**PROBLEM TO SOLVE**
Transcribe all of the material exactly, except for its pictures.

+---+

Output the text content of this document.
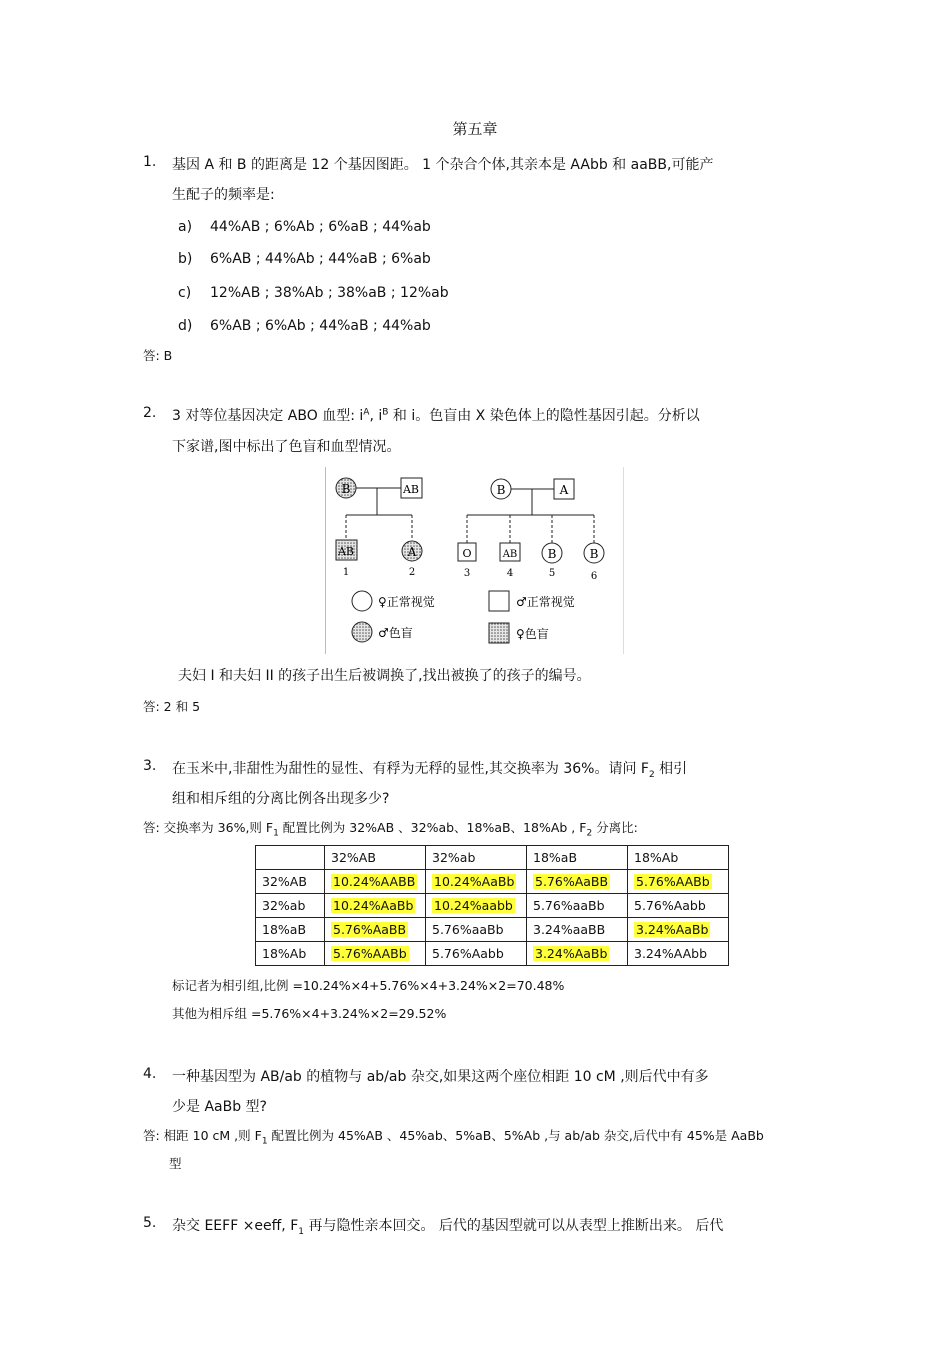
第五章
1. 基因 A 和 B 的距离是 12 个基因图距。 1 个杂合个体,其亲本是 AAbb 和 aaBB,可能产
生配子的频率是:
a) 44%AB ; 6%Ab ; 6%aB ; 44%ab
b) 6%AB ; 44%Ab ; 44%aB ; 6%ab
c) 12%AB ; 38%Ab ; 38%aB ; 12%ab
d) 6%AB ; 6%Ab ; 44%aB ; 44%ab
答: B
2. 3 对等位基因决定 ABO 血型: $i^A$, $i^B$ 和 i。色盲由 X 染色体上的隐性基因引起。分析以
下家谱,图中标出了色盲和血型情况。
B	AB
AB	A
1	2
B	A
O	AB	B	B
3	4	5	6
♀正常视觉	♂正常视觉
♂色盲	♀色盲
夫妇 I 和夫妇 II 的孩子出生后被调换了,找出被换了的孩子的编号。
答: 2 和 5
3. 在玉米中,非甜性为甜性的显性、有稃为无稃的显性,其交换率为 36%。请问 $F_2$ 相引
组和相斥组的分离比例各出现多少?
答: 交换率为 36%,则 $F_1$ 配置比例为 32%AB 、32%ab、18%aB、18%Ab , $F_2$ 分离比:
	32%AB	32%ab	18%aB	18%Ab
32%AB	10.24%AABB	10.24%AaBb	5.76%AaBB	5.76%AABb
32%ab	10.24%AaBb	10.24%aabb	5.76%aaBb	5.76%Aabb
18%aB	5.76%AaBB	5.76%aaBb	3.24%aaBB	3.24%AaBb
18%Ab	5.76%AABb	5.76%Aabb	3.24%AaBb	3.24%AAbb
标记者为相引组,比例 =10.24%×4+5.76%×4+3.24%×2=70.48%
其他为相斥组 =5.76%×4+3.24%×2=29.52%
4. 一种基因型为 AB/ab 的植物与 ab/ab 杂交,如果这两个座位相距 10 cM ,则后代中有多
少是 AaBb 型?
答: 相距 10 cM ,则 $F_1$ 配置比例为 45%AB 、45%ab、5%aB、5%Ab ,与 ab/ab 杂交,后代中有 45%是 AaBb
型
5. 杂交 EEFF ×eeff, $F_1$ 再与隐性亲本回交。 后代的基因型就可以从表型上推断出来。 后代
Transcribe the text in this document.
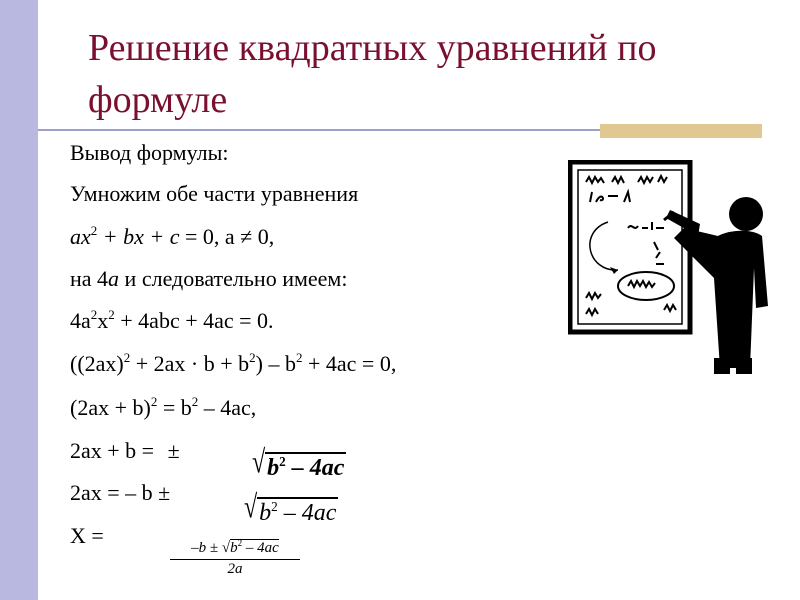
Решение квадратных уравнений по формуле
Вывод формулы:
Умножим обе части уравнения
$ax^2$ + bx + c = 0, a ≠ 0,
на 4a и следовательно имеем:
$4a^2x^2 + 4abc + 4ac = 0$.
$((2ax)^2 + 2ax \cdot b + b^2) - b^2 + 4ac = 0$,
$(2ax + b)^2 = b^2 - 4ac$,
2ax + b = ±	$√b^2 - 4ac$
2ax = – b ±	$√b^2 - 4ac$
X =
$\frac{-b \pm √b^2 - 4ac}{2a}$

+---+

**SOLUTION TO THE EXERCISE**
Output the text content of this document.
第五章
1. 基因 A 和 B 的距离是 12 个基因图距。 1 个杂合个体,其亲本是 AAbb 和 aaBB,可能产
生配子的频率是:
a) 44%AB ; 6%Ab ; 6%aB ; 44%ab
b) 6%AB ; 44%Ab ; 44%aB ; 6%ab
c) 12%AB ; 38%Ab ; 38%aB ; 12%ab
d) 6%AB ; 6%Ab ; 44%aB ; 44%ab
答: B
2. 3 对等位基因决定 ABO 血型: $i^A$, $i^B$ 和 i。色盲由 X 染色体上的隐性基因引起。分析以
下家谱,图中标出了色盲和血型情况。
B	AB
AB	A
1	2
B	A
O	AB	B	B
3	4	5	6
♀正常视觉	♂正常视觉
♂色盲	♀色盲
夫妇 I 和夫妇 II 的孩子出生后被调换了,找出被换了的孩子的编号。
答: 2 和 5
3. 在玉米中,非甜性为甜性的显性、有稃为无稃的显性,其交换率为 36%。请问 $F_2$ 相引
组和相斥组的分离比例各出现多少?
答: 交换率为 36%,则 $F_1$ 配置比例为 32%AB 、32%ab、18%aB、18%Ab , $F_2$ 分离比:
	32%AB	32%ab	18%aB	18%Ab
32%AB	10.24%AABB	10.24%AaBb	5.76%AaBB	5.76%AABb
32%ab	10.24%AaBb	10.24%aabb	5.76%aaBb	5.76%Aabb
18%aB	5.76%AaBB	5.76%aaBb	3.24%aaBB	3.24%AaBb
18%Ab	5.76%AABb	5.76%Aabb	3.24%AaBb	3.24%AAbb
标记者为相引组,比例 =10.24%×4+5.76%×4+3.24%×2=70.48%
其他为相斥组 =5.76%×4+3.24%×2=29.52%
4. 一种基因型为 AB/ab 的植物与 ab/ab 杂交,如果这两个座位相距 10 cM ,则后代中有多
少是 AaBb 型?
答: 相距 10 cM ,则 $F_1$ 配置比例为 45%AB 、45%ab、5%aB、5%Ab ,与 ab/ab 杂交,后代中有 45%是 AaBb
型
5. 杂交 EEFF ×eeff, $F_1$ 再与隐性亲本回交。 后代的基因型就可以从表型上推断出来。 后代
Transcribe the text in this document.
Решение квадратных уравнений по формуле
Вывод формулы:
Умножим обе части уравнения
$ax^2$ + bx + c = 0, a ≠ 0,
на 4a и следовательно имеем:
$4a^2x^2 + 4abc + 4ac = 0$.
$((2ax)^2 + 2ax \cdot b + b^2) - b^2 + 4ac = 0$,
$(2ax + b)^2 = b^2 - 4ac$,
2ax + b = ±	$√b^2 - 4ac$
2ax = – b ±	$√b^2 - 4ac$
X =
$\frac{-b \pm √b^2 - 4ac}{2a}$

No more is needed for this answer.